• **Request**
Turn every line of the entries below into a Markdown table with two columns, Row and Line, numbering the rows in order and leaving out blank lines.

• **Data rows**
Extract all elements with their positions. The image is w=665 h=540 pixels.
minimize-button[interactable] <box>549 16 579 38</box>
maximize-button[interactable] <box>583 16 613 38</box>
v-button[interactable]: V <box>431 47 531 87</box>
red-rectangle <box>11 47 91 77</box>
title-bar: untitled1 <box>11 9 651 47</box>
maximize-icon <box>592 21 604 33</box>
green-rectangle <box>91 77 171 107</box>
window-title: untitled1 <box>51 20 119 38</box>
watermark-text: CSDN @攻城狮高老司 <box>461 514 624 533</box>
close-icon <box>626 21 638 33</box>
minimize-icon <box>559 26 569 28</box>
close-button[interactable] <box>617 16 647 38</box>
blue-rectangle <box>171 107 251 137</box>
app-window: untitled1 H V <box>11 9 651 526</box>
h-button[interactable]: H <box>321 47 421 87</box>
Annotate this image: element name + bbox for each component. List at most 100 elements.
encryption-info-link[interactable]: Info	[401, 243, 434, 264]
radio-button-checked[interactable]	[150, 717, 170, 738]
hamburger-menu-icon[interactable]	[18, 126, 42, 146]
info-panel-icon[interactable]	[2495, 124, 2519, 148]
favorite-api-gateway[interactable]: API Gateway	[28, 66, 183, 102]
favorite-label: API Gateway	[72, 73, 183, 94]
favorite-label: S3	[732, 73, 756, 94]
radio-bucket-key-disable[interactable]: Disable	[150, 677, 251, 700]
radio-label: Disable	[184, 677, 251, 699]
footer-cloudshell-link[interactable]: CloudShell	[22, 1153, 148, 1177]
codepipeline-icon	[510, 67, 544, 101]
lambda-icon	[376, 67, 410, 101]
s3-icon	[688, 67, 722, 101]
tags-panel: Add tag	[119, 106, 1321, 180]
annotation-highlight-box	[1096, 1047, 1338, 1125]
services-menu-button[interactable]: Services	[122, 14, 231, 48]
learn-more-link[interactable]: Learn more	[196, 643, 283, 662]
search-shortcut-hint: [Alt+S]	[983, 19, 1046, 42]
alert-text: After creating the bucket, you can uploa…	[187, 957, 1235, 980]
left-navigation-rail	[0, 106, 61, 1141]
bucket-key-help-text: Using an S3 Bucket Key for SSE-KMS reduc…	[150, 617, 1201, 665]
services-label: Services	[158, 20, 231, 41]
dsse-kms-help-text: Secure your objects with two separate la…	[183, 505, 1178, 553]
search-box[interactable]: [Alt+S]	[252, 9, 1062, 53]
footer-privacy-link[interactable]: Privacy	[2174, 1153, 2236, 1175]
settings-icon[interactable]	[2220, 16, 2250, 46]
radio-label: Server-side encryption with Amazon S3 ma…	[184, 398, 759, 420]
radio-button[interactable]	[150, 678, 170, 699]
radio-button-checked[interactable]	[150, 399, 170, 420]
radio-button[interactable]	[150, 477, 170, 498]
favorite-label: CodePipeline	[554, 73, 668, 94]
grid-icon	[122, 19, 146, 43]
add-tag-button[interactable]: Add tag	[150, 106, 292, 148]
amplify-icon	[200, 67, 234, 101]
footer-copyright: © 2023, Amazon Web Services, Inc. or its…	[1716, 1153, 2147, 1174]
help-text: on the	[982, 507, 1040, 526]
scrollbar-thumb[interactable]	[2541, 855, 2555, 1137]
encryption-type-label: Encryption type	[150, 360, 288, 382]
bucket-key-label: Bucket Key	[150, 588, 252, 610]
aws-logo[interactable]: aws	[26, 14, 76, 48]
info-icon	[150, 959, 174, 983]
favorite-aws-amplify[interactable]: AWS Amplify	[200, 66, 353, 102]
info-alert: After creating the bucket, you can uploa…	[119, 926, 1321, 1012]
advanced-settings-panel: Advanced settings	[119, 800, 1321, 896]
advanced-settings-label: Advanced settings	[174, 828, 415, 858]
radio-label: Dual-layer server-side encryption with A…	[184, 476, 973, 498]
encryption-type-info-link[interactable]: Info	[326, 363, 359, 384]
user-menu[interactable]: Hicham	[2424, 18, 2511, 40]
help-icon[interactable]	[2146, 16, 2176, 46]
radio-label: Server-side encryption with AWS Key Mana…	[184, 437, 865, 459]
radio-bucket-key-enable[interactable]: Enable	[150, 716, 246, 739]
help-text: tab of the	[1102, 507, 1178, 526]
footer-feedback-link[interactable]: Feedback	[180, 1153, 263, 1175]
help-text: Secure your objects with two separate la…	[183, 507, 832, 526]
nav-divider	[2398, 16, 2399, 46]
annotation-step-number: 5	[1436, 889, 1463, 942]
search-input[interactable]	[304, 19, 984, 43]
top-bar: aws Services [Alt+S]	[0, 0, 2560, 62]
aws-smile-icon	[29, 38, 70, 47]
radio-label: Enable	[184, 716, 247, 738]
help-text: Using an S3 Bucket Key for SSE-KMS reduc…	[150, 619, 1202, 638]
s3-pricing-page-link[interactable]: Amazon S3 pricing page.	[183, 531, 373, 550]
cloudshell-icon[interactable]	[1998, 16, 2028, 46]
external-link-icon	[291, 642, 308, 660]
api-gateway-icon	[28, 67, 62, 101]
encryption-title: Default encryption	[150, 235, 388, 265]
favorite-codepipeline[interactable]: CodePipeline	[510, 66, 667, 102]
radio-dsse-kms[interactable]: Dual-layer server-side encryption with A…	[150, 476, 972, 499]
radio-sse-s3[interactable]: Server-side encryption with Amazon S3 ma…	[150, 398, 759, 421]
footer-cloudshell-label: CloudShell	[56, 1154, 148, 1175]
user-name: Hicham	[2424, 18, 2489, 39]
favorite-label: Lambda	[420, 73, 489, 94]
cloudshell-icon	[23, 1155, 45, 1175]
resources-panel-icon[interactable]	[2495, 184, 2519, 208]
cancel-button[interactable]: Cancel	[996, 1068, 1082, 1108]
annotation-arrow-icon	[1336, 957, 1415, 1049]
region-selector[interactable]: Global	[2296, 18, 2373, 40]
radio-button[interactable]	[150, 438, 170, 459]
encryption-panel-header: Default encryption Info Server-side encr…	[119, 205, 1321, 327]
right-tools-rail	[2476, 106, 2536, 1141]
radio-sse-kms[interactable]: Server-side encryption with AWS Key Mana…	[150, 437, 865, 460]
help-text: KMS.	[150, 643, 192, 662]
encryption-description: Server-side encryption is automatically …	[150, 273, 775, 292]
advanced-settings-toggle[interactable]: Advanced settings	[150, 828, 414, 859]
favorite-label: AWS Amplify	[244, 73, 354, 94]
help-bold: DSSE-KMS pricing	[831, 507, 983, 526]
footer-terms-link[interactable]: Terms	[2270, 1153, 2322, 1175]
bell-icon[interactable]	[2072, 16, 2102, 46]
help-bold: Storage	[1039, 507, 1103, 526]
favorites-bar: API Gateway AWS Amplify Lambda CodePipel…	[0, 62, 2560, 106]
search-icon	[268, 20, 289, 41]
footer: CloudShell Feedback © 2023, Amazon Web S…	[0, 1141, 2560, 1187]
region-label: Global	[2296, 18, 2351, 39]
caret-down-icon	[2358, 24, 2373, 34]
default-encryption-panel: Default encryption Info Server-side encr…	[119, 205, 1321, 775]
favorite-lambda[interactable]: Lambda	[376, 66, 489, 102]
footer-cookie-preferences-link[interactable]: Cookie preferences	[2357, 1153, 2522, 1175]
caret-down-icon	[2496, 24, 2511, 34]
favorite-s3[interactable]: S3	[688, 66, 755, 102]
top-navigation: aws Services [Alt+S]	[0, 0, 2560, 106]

• **Result of this exercise**
| Row | Line |
|---|---|
| 1 | Extract all elements with their positions. The image is w=665 h=540 pixels. |
| 2 | minimize-button[interactable] <box>549 16 579 38</box> |
| 3 | maximize-button[interactable] <box>583 16 613 38</box> |
| 4 | v-button[interactable]: V <box>431 47 531 87</box> |
| 5 | red-rectangle <box>11 47 91 77</box> |
| 6 | title-bar: untitled1 <box>11 9 651 47</box> |
| 7 | maximize-icon <box>592 21 604 33</box> |
| 8 | green-rectangle <box>91 77 171 107</box> |
| 9 | window-title: untitled1 <box>51 20 119 38</box> |
| 10 | watermark-text: CSDN @攻城狮高老司 <box>461 514 624 533</box> |
| 11 | close-icon <box>626 21 638 33</box> |
| 12 | minimize-icon <box>559 26 569 28</box> |
| 13 | close-button[interactable] <box>617 16 647 38</box> |
| 14 | blue-rectangle <box>171 107 251 137</box> |
| 15 | app-window: untitled1 H V <box>11 9 651 526</box> |
| 16 | h-button[interactable]: H <box>321 47 421 87</box> |
| 17 | Annotate this image: element name + bbox for each component. List at most 100 elements. |
| 18 | encryption-info-link[interactable]: Info	[401, 243, 434, 264] |
| 19 | radio-button-checked[interactable]	[150, 717, 170, 738] |
| 20 | hamburger-menu-icon[interactable]	[18, 126, 42, 146] |
| 21 | info-panel-icon[interactable]	[2495, 124, 2519, 148] |
| 22 | favorite-api-gateway[interactable]: API Gateway	[28, 66, 183, 102] |
| 23 | favorite-label: API Gateway	[72, 73, 183, 94] |
| 24 | favorite-label: S3	[732, 73, 756, 94] |
| 25 | radio-bucket-key-disable[interactable]: Disable	[150, 677, 251, 700] |
| 26 | radio-label: Disable	[184, 677, 251, 699] |
| 27 | footer-cloudshell-link[interactable]: CloudShell	[22, 1153, 148, 1177] |
| 28 | codepipeline-icon	[510, 67, 544, 101] |
| 29 | lambda-icon	[376, 67, 410, 101] |
| 30 | s3-icon	[688, 67, 722, 101] |
| 31 | tags-panel: Add tag	[119, 106, 1321, 180] |
| 32 | annotation-highlight-box	[1096, 1047, 1338, 1125] |
| 33 | services-menu-button[interactable]: Services	[122, 14, 231, 48] |
| 34 | learn-more-link[interactable]: Learn more	[196, 643, 283, 662] |
| 35 | search-shortcut-hint: [Alt+S]	[983, 19, 1046, 42] |
| 36 | alert-text: After creating the bucket, you can uploa…	[187, 957, 1235, 980] |
| 37 | left-navigation-rail	[0, 106, 61, 1141] |
| 38 | bucket-key-help-text: Using an S3 Bucket Key for SSE-KMS reduc…	[150, 617, 1201, 665] |
| 39 | services-label: Services	[158, 20, 231, 41] |
| 40 | dsse-kms-help-text: Secure your objects with two separate la…	[183, 505, 1178, 553] |
| 41 | search-box[interactable]: [Alt+S]	[252, 9, 1062, 53] |
| 42 | footer-privacy-link[interactable]: Privacy	[2174, 1153, 2236, 1175] |
| 43 | settings-icon[interactable]	[2220, 16, 2250, 46] |
| 44 | radio-label: Server-side encryption with Amazon S3 ma…	[184, 398, 759, 420] |
| 45 | radio-button[interactable]	[150, 678, 170, 699] |
| 46 | radio-button-checked[interactable]	[150, 399, 170, 420] |
| 47 | radio-button[interactable]	[150, 477, 170, 498] |
| 48 | favorite-label: CodePipeline	[554, 73, 668, 94] |
| 49 | grid-icon	[122, 19, 146, 43] |
| 50 | add-tag-button[interactable]: Add tag	[150, 106, 292, 148] |
| 51 | amplify-icon	[200, 67, 234, 101] |
| 52 | footer-copyright: © 2023, Amazon Web Services, Inc. or its…	[1716, 1153, 2147, 1174] |
| 53 | help-text: on the	[982, 507, 1040, 526] |
| 54 | scrollbar-thumb[interactable]	[2541, 855, 2555, 1137] |
| 55 | encryption-type-label: Encryption type	[150, 360, 288, 382] |
| 56 | bucket-key-label: Bucket Key	[150, 588, 252, 610] |
| 57 | aws-logo[interactable]: aws	[26, 14, 76, 48] |
| 58 | info-icon	[150, 959, 174, 983] |
| 59 | favorite-aws-amplify[interactable]: AWS Amplify	[200, 66, 353, 102] |
| 60 | info-alert: After creating the bucket, you can uploa…	[119, 926, 1321, 1012] |
| 61 | advanced-settings-panel: Advanced settings	[119, 800, 1321, 896] |
| 62 | advanced-settings-label: Advanced settings	[174, 828, 415, 858] |
| 63 | radio-label: Dual-layer server-side encryption with A…	[184, 476, 973, 498] |
| 64 | encryption-type-info-link[interactable]: Info	[326, 363, 359, 384] |
| 65 | user-menu[interactable]: Hicham	[2424, 18, 2511, 40] |
| 66 | help-icon[interactable]	[2146, 16, 2176, 46] |
| 67 | radio-label: Server-side encryption with AWS Key Mana…	[184, 437, 865, 459] |
| 68 | radio-bucket-key-enable[interactable]: Enable	[150, 716, 246, 739] |
| 69 | help-text: tab of the	[1102, 507, 1178, 526] |
| 70 | footer-feedback-link[interactable]: Feedback	[180, 1153, 263, 1175] |
| 71 | help-text: Secure your objects with two separate la…	[183, 507, 832, 526] |
| 72 | nav-divider	[2398, 16, 2399, 46] |
| 73 | annotation-step-number: 5	[1436, 889, 1463, 942] |
| 74 | search-input[interactable]	[304, 19, 984, 43] |
| 75 | top-bar: aws Services [Alt+S]	[0, 0, 2560, 62] |
| 76 | aws-smile-icon	[29, 38, 70, 47] |
| 77 | radio-label: Enable	[184, 716, 247, 738] |
| 78 | help-text: Using an S3 Bucket Key for SSE-KMS reduc…	[150, 619, 1202, 638] |
| 79 | s3-pricing-page-link[interactable]: Amazon S3 pricing page.	[183, 531, 373, 550] |
| 80 | cloudshell-icon[interactable]	[1998, 16, 2028, 46] |
| 81 | external-link-icon	[291, 642, 308, 660] |
| 82 | api-gateway-icon	[28, 67, 62, 101] |
| 83 | encryption-title: Default encryption	[150, 235, 388, 265] |
| 84 | favorite-codepipeline[interactable]: CodePipeline	[510, 66, 667, 102] |
| 85 | radio-dsse-kms[interactable]: Dual-layer server-side encryption with A…	[150, 476, 972, 499] |
| 86 | radio-sse-s3[interactable]: Server-side encryption with Amazon S3 ma…	[150, 398, 759, 421] |
| 87 | footer-cloudshell-label: CloudShell	[56, 1154, 148, 1175] |
| 88 | user-name: Hicham	[2424, 18, 2489, 39] |
| 89 | favorite-label: Lambda	[420, 73, 489, 94] |
| 90 | cloudshell-icon	[23, 1155, 45, 1175] |
| 91 | resources-panel-icon[interactable]	[2495, 184, 2519, 208] |
| 92 | cancel-button[interactable]: Cancel	[996, 1068, 1082, 1108] |
| 93 | annotation-arrow-icon	[1336, 957, 1415, 1049] |
| 94 | region-selector[interactable]: Global	[2296, 18, 2373, 40] |
| 95 | radio-button[interactable]	[150, 438, 170, 459] |
| 96 | encryption-panel-header: Default encryption Info Server-side encr…	[119, 205, 1321, 327] |
| 97 | right-tools-rail	[2476, 106, 2536, 1141] |
| 98 | radio-sse-kms[interactable]: Server-side encryption with AWS Key Mana…	[150, 437, 865, 460] |
| 99 | help-text: KMS.	[150, 643, 192, 662] |
| 100 | encryption-description: Server-side encryption is automatically …	[150, 273, 775, 292] |
| 101 | advanced-settings-toggle[interactable]: Advanced settings	[150, 828, 414, 859] |
| 102 | favorite-label: AWS Amplify	[244, 73, 354, 94] |
| 103 | help-bold: DSSE-KMS pricing	[831, 507, 983, 526] |
| 104 | footer-terms-link[interactable]: Terms	[2270, 1153, 2322, 1175] |
| 105 | bell-icon[interactable]	[2072, 16, 2102, 46] |
| 106 | help-bold: Storage	[1039, 507, 1103, 526] |
| 107 | favorites-bar: API Gateway AWS Amplify Lambda CodePipel…	[0, 62, 2560, 106] |
| 108 | search-icon	[268, 20, 289, 41] |
| 109 | footer: CloudShell Feedback © 2023, Amazon Web S…	[0, 1141, 2560, 1187] |
| 110 | region-label: Global	[2296, 18, 2351, 39] |
| 111 | caret-down-icon	[2358, 24, 2373, 34] |
| 112 | default-encryption-panel: Default encryption Info Server-side encr…	[119, 205, 1321, 775] |
| 113 | favorite-lambda[interactable]: Lambda	[376, 66, 489, 102] |
| 114 | footer-cookie-preferences-link[interactable]: Cookie preferences	[2357, 1153, 2522, 1175] |
| 115 | caret-down-icon	[2496, 24, 2511, 34] |
| 116 | favorite-s3[interactable]: S3	[688, 66, 755, 102] |
| 117 | top-navigation: aws Services [Alt+S]	[0, 0, 2560, 106] |